(AIM OF THE EXERCISE): Each line of the material must be repeated precisely, with the pictures left out.

═════ MATERIALS PROVIDED ═════

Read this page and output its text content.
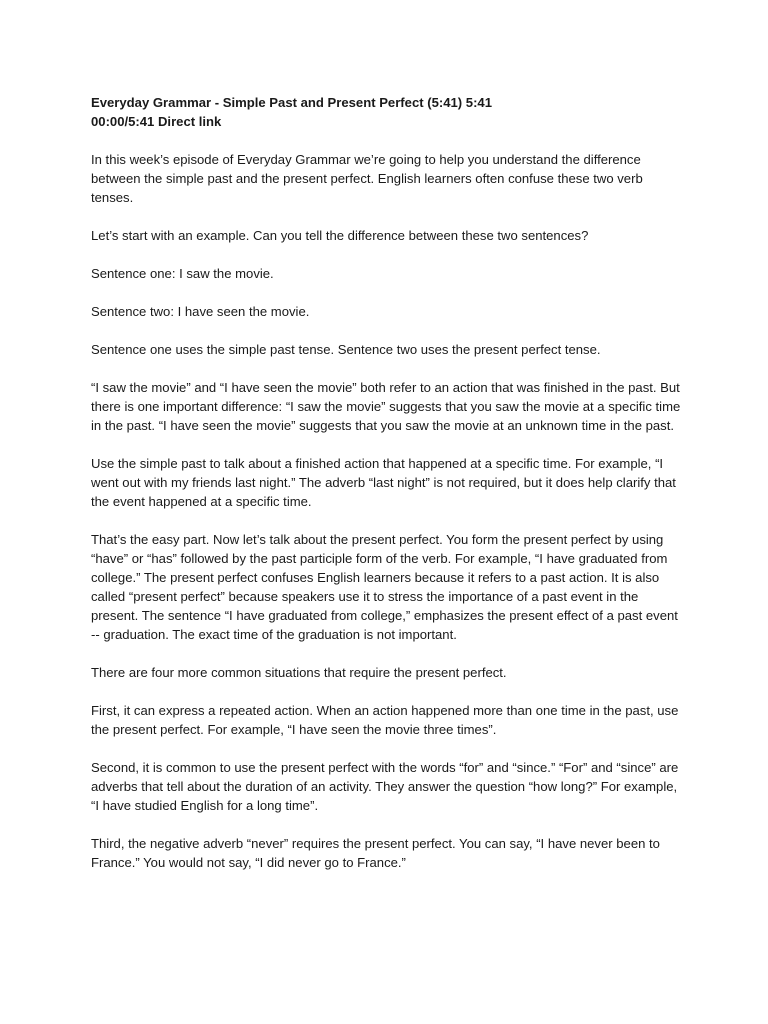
Everyday Grammar - Simple Past and Present Perfect (5:41) 5:41
00:00/5:41 Direct link

In this week’s episode of Everyday Grammar we’re going to help you understand the difference between the simple past and the present perfect. English learners often confuse these two verb tenses.

Let’s start with an example. Can you tell the difference between these two sentences?

Sentence one: I saw the movie.

Sentence two: I have seen the movie.

Sentence one uses the simple past tense. Sentence two uses the present perfect tense.

“I saw the movie” and “I have seen the movie” both refer to an action that was finished in the past. But there is one important difference: “I saw the movie” suggests that you saw the movie at a specific time in the past. “I have seen the movie” suggests that you saw the movie at an unknown time in the past.

Use the simple past to talk about a finished action that happened at a specific time. For example, “I went out with my friends last night.” The adverb “last night” is not required, but it does help clarify that the event happened at a specific time.

That’s the easy part. Now let’s talk about the present perfect. You form the present perfect by using “have” or “has” followed by the past participle form of the verb. For example, “I have graduated from college.” The present perfect confuses English learners because it refers to a past action. It is also called “present perfect” because speakers use it to stress the importance of a past event in the present. The sentence “I have graduated from college,” emphasizes the present effect of a past event -- graduation. The exact time of the graduation is not important.

There are four more common situations that require the present perfect.

First, it can express a repeated action. When an action happened more than one time in the past, use the present perfect. For example, “I have seen the movie three times”.

Second, it is common to use the present perfect with the words “for” and “since.” “For” and “since” are adverbs that tell about the duration of an activity. They answer the question “how long?” For example, “I have studied English for a long time”.

Third, the negative adverb “never” requires the present perfect. You can say, “I have never been to France.” You would not say, “I did never go to France.”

═════

(TASK RESULT):
Read this page and output its text content.
Everyday Grammar - Simple Past and Present Perfect (5:41) 5:41
00:00/5:41 Direct link

In this week’s episode of Everyday Grammar we’re going to help you understand the difference between the simple past and the present perfect. English learners often confuse these two verb tenses.

Let’s start with an example. Can you tell the difference between these two sentences?

Sentence one: I saw the movie.

Sentence two: I have seen the movie.

Sentence one uses the simple past tense. Sentence two uses the present perfect tense.

“I saw the movie” and “I have seen the movie” both refer to an action that was finished in the past. But there is one important difference: “I saw the movie” suggests that you saw the movie at a specific time in the past. “I have seen the movie” suggests that you saw the movie at an unknown time in the past.

Use the simple past to talk about a finished action that happened at a specific time. For example, “I went out with my friends last night.” The adverb “last night” is not required, but it does help clarify that the event happened at a specific time.

That’s the easy part. Now let’s talk about the present perfect. You form the present perfect by using “have” or “has” followed by the past participle form of the verb. For example, “I have graduated from college.” The present perfect confuses English learners because it refers to a past action. It is also called “present perfect” because speakers use it to stress the importance of a past event in the present. The sentence “I have graduated from college,” emphasizes the present effect of a past event -- graduation. The exact time of the graduation is not important.

There are four more common situations that require the present perfect.

First, it can express a repeated action. When an action happened more than one time in the past, use the present perfect. For example, “I have seen the movie three times”.

Second, it is common to use the present perfect with the words “for” and “since.” “For” and “since” are adverbs that tell about the duration of an activity. They answer the question “how long?” For example, “I have studied English for a long time”.

Third, the negative adverb “never” requires the present perfect. You can say, “I have never been to France.” You would not say, “I did never go to France.”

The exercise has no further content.